(Given problem) Where a line in the listing contains the string "hover", copy that line out.

(Extracted entries)
******
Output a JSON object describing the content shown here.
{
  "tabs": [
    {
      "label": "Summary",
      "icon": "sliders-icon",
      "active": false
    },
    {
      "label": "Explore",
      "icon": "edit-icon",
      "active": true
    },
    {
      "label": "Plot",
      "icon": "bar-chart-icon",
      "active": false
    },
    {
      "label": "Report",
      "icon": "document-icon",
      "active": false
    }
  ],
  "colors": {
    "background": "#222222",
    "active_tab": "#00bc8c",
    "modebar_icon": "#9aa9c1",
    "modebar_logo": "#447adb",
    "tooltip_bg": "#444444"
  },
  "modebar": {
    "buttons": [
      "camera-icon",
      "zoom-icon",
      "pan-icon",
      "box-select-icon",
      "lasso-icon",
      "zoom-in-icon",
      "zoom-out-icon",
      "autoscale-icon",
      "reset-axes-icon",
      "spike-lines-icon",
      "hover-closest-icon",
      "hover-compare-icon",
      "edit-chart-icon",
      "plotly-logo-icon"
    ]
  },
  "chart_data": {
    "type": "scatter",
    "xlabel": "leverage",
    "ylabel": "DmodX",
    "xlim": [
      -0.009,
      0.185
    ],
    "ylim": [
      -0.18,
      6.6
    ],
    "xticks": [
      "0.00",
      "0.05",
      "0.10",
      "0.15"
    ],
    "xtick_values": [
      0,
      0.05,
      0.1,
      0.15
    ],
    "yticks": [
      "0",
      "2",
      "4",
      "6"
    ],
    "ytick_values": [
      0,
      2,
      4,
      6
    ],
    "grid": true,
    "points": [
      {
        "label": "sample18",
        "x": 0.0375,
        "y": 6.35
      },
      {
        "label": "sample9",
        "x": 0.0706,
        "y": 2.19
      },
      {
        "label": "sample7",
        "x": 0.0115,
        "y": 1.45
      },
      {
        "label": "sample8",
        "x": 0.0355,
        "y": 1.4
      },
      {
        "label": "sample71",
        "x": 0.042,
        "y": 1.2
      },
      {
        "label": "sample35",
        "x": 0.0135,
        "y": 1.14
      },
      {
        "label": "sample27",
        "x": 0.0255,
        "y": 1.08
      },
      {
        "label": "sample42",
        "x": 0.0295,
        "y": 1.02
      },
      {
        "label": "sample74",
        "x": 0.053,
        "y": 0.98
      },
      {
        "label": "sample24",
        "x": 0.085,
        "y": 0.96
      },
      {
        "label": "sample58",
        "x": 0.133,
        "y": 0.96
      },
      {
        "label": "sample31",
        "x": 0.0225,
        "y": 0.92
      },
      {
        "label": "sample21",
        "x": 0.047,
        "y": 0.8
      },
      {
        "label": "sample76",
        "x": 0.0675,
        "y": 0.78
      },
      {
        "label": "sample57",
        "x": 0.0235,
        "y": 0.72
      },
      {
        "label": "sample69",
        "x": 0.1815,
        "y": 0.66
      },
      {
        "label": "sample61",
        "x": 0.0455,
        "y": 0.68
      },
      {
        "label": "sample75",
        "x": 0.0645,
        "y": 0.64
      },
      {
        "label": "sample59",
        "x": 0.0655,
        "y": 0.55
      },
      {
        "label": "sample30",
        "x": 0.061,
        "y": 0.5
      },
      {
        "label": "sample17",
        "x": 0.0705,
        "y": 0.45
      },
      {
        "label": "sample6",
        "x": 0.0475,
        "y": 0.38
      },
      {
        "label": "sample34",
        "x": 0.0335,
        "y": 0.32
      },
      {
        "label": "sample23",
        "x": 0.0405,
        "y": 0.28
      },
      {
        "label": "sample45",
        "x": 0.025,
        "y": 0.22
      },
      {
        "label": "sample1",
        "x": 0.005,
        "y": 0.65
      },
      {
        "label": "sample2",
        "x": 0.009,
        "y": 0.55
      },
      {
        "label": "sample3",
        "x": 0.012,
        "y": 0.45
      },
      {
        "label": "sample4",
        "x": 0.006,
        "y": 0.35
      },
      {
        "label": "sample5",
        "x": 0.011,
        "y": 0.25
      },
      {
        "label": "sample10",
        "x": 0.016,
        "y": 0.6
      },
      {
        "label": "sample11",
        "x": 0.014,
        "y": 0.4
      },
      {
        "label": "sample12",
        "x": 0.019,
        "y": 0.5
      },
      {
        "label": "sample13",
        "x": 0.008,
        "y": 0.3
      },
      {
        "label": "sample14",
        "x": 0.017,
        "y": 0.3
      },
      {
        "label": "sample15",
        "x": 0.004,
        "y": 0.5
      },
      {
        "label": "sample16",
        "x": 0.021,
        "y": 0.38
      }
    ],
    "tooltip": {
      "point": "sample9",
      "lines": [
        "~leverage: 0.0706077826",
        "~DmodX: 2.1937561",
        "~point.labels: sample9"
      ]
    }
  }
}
******
(Result of this exercise)
      "hover-closest-icon",
      "hover-compare-icon",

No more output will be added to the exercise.